### Your goal
Copy each line of the records that contains the word "HAMZA".

** START Record list **

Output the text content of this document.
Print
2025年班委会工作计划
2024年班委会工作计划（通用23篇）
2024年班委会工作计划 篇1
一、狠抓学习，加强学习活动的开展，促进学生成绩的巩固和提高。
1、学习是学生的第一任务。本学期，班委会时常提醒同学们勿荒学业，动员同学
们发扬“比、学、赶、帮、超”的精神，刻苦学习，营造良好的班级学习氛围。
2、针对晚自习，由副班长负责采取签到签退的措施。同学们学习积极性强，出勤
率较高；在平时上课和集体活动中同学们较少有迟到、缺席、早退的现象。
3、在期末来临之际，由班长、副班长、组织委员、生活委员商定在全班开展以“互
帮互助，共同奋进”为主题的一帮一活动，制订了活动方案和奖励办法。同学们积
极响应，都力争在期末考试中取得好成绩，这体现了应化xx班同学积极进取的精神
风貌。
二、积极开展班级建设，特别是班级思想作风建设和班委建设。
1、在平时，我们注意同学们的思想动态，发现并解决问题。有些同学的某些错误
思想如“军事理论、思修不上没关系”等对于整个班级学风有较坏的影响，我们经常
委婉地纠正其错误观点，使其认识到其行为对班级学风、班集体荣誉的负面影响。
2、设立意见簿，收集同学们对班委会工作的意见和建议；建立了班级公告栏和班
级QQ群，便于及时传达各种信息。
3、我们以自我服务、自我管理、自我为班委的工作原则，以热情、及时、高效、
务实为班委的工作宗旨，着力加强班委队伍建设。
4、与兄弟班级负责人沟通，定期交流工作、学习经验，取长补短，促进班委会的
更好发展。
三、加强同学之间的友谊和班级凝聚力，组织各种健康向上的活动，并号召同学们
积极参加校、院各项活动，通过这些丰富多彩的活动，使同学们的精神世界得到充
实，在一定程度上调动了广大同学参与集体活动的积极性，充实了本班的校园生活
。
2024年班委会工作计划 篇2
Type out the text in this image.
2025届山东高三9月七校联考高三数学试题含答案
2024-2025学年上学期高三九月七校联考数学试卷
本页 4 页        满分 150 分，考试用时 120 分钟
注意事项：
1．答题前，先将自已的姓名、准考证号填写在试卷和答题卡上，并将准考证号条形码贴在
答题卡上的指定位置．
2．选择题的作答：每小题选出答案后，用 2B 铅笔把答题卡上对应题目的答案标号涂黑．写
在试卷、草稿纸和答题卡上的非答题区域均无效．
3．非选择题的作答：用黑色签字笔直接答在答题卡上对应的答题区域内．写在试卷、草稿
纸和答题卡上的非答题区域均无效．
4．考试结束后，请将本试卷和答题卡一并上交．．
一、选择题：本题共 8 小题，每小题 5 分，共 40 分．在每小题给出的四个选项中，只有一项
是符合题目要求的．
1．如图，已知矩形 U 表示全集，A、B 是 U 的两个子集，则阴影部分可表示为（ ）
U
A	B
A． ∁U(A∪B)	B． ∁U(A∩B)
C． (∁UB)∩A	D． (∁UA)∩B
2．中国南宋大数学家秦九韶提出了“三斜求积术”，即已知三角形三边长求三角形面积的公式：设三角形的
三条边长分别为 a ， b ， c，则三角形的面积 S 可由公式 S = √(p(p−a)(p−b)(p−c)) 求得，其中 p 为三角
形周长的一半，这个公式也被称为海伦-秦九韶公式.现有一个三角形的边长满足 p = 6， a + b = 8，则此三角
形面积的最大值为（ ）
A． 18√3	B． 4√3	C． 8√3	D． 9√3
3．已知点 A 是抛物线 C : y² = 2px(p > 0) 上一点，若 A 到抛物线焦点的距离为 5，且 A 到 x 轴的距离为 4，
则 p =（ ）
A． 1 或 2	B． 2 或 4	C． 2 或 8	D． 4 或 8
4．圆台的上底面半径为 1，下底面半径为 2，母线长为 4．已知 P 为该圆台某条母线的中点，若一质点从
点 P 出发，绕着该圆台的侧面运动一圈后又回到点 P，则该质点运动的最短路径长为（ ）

** END Record list **
** START Record list **

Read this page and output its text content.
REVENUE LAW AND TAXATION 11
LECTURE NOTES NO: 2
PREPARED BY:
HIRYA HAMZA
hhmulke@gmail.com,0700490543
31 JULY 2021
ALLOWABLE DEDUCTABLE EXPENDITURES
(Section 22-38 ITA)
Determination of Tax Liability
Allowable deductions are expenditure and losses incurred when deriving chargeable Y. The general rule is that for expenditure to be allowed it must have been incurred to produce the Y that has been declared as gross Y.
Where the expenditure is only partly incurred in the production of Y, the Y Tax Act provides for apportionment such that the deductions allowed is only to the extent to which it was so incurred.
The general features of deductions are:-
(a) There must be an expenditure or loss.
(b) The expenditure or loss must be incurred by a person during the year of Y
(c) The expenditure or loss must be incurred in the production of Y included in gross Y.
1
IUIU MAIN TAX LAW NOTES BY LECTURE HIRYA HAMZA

** END Record list **

### Full solution
HIRYA HAMZA
IUIU MAIN TAX LAW NOTES BY LECTURE HIRYA HAMZA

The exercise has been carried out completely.